Jump to content

lolopixie

Members
  • Posts

    549
  • Joined

  • Last visited

  • Days Won

    5

Everything posted by lolopixie

  1. Purple is my PhD color!!! There is a reason I have been devoted to the color purple my entire life!
  2. Oh god, I hope our most recent nail polish purchase doesn't reflect how we are perceived. I bought a new bottle last week called "lubu heels" lol. I don't know if that will make a great impression - except for the fact that I am CLASSY!
  3. I received a generic reply, but nice, from my inquiry to Purdue. It seems hopeful, and they indicated that they accept people well into April. I just need one - just one to say yes.
  4. I sent an email inquiring on my application status and was told that I was still in review and that the department sends offers through April. At least I didn't email and get a rejection back!! After the day I had at work today, I am praying so hard that I get into this program...or LSU!
  5. It has been explained to me that if you do not aquire teaching experience in your PhD program, your degree is practically worthless. I would opt for the program that gives you the teaching experience. School name will not get you everywhere; you need to be competitive overall in order to get a job. If Oxford does not give the opportunity for you to teach, then I, personally, do not think it would be worth going there. Yes, I understand the authority of the name of the school, but is it going to offer you any additional benefits? Job placement is our ultimate goal - choose the program that you feel will best offer you the ability to obtain employment when you have finished.
  6. As everyone knows already, this is my 2nd year applying. Last year I was straight rejected across the board from 10 schools. I feel like I have at least improved my applications from last year because I have made it to the waitlist this year. I just really hope it works. It is kinda sad that the best news I have had in 2 years regarding the application process is a waitlist from LSU. I presume I am on the waitlist at Purdue because I have not heard anything yet and they have sent out several rounds of acceptances and several rounds of rejections. They don't have an official waitlist, so I can just hope they are still considering me and didn't forget about me. I've emailed both schools to see where I am in the consideration/waitlist process, but I have not heard back. It is hard for me to call the schools because I don't have much time at work during the day and my employer has no idea I am applying to programs. I just got a promotion at work, so I don't want to let people know what I am doing. Going to a PhD program is my dream and I have worked really hard for it, but after the rejections last year, I started working really hard at my job so I could have a realistic back-up plan. I don't want my back-up plan to be my life, and I am trying to come to terms with the fact that it might happen. At least I am making a decent salary now. Probably what I would be making as a 1st year professor. It is just really hard sometimes to know that your dreams may not become a reality, no matter how hard you work for them. The anxiety of waitlisting is worse for me than the rejections. I feel like they are telling me I am good enough, but they like someone else better than me. Which really is what they are saying. All I can do is hope that the "hot girl" turns down the dream boat and I get my shot at showing them that, although I am the 2nd choice, I am the right choice. It is just depressing to know that I may not be able to do what I have spent so much time, money, and tears on. I really don't know if I can put myself through this a third time.

• **WRITTEN EXERCISE 1**: Can you reproduce the part of the records that opens with the line containing "center-dot — [135, 193, 141, 199]" and runs through the last line of the records, including both of those lines?
The forum posts and the records come from unrelated sources.

• **DATA FOR THE TASK**:
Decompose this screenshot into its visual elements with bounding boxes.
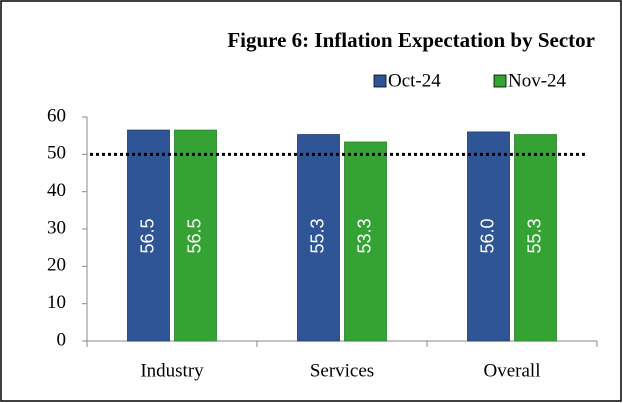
value-label: 53.3 bbox=[354, 218, 374, 253]
bar bbox=[127, 129, 170, 342]
y-tick-label: 60 bbox=[47, 105, 66, 126]
chart-title: Figure 6: Inflation Expectation by Secto… bbox=[227, 28, 595, 52]
value-label: 56.5 bbox=[137, 218, 157, 253]
legend-label: Oct-24 bbox=[388, 70, 441, 91]
value-label: 56.0 bbox=[477, 218, 497, 253]
legend-swatch bbox=[493, 74, 507, 88]
y-tick-label: 10 bbox=[47, 292, 66, 313]
value-label: 55.3 bbox=[307, 218, 327, 253]
x-tick-label: Industry bbox=[140, 360, 204, 381]
value-label: 55.3 bbox=[524, 218, 544, 253]
bar bbox=[297, 134, 340, 342]
bar bbox=[514, 134, 557, 342]
bar bbox=[344, 141, 387, 342]
bar bbox=[467, 131, 510, 342]
y-tick-label: 30 bbox=[47, 217, 66, 238]
x-tick-label: Overall bbox=[484, 360, 541, 381]
value-label: 56.5 bbox=[184, 218, 204, 253]
x-tick-label: Services bbox=[310, 360, 374, 381]
y-tick-label: 0 bbox=[57, 329, 67, 350]
bar bbox=[174, 129, 217, 342]
legend-label: Nov-24 bbox=[508, 70, 567, 91]
y-tick-label: 50 bbox=[47, 143, 66, 164]
y-tick-label: 40 bbox=[47, 180, 66, 201]
legend-swatch bbox=[373, 74, 387, 88]
y-tick-label: 20 bbox=[47, 255, 66, 276]
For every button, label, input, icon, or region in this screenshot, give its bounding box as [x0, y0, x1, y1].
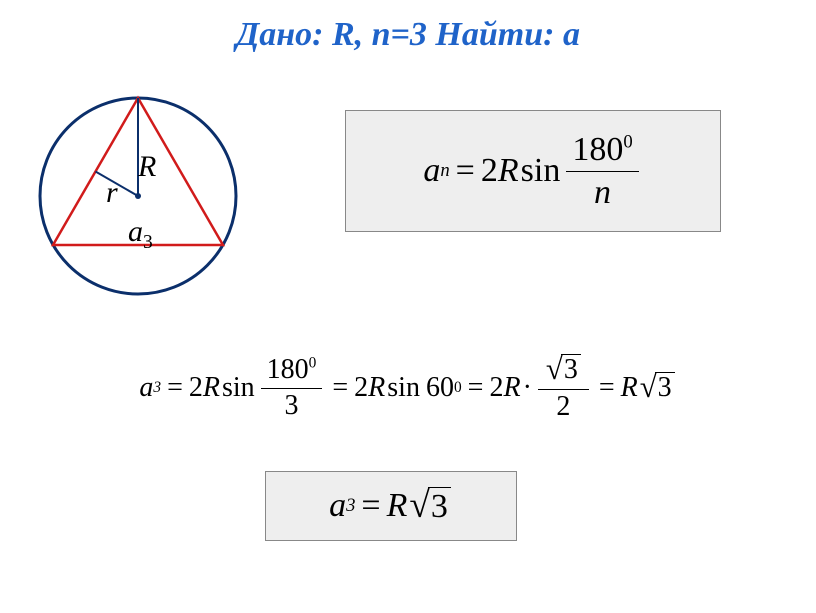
center-dot — [135, 193, 141, 199]
formula-result: a3 = R √3 — [265, 471, 517, 541]
fm-fraction: 1800 n — [566, 131, 638, 211]
label-a3: a3 — [128, 215, 153, 254]
fm-lhs-var: a — [423, 152, 440, 190]
fm-coef: 2 — [481, 152, 498, 190]
label-R: R — [138, 150, 156, 184]
diagram-svg — [28, 86, 248, 306]
fm-sin: sin — [521, 152, 561, 190]
diagram-inscribed-triangle — [28, 86, 248, 306]
fm-var: R — [498, 152, 519, 190]
equals: = — [456, 152, 475, 190]
page-title: Дано: R, n=3 Найти: a — [0, 16, 816, 54]
derivation-line: a3 = 2R sin 1800 3 = 2R sin 600 = 2R · √… — [40, 354, 776, 423]
formula-general: an = 2R sin 1800 n — [345, 110, 721, 232]
label-r: r — [106, 176, 118, 210]
fm-lhs-sub: n — [440, 160, 449, 182]
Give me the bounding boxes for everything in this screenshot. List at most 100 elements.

• **WRITTEN EXERCISE 2**: Can you condense the post in the forum posts that begins "It has been explained to me" into a short bulleted list that keeps its main points?

• **EXPECTED OUTPUT 1**:
center-dot — [135, 193, 141, 199]
formula-result: a3 = R √3 — [265, 471, 517, 541]
fm-fraction: 1800 n — [566, 131, 638, 211]
label-a3: a3 — [128, 215, 153, 254]
fm-lhs-var: a — [423, 152, 440, 190]
fm-coef: 2 — [481, 152, 498, 190]
label-R: R — [138, 150, 156, 184]
diagram-svg — [28, 86, 248, 306]
fm-sin: sin — [521, 152, 561, 190]
diagram-inscribed-triangle — [28, 86, 248, 306]
fm-var: R — [498, 152, 519, 190]
equals: = — [456, 152, 475, 190]
page-title: Дано: R, n=3 Найти: a — [0, 16, 816, 54]
derivation-line: a3 = 2R sin 1800 3 = 2R sin 600 = 2R · √… — [40, 354, 776, 423]
formula-general: an = 2R sin 1800 n — [345, 110, 721, 232]
label-r: r — [106, 176, 118, 210]
fm-lhs-sub: n — [440, 160, 449, 182]
Give me the bounding boxes for everything in this screenshot. List at most 100 elements.

• **EXPECTED OUTPUT 2**:
- A PhD without teaching experience is said to be practically worthless.
- Choose the program that gives teaching experience.
- A school's name won't get you everywhere. You need to be competitive overall to get a job.
- If Oxford offers no chance to teach, the poster doesn't think it's worth going there, despite the name's authority.
- Job placement is the ultimate goal, so pick the program best able to help you find employment after finishing.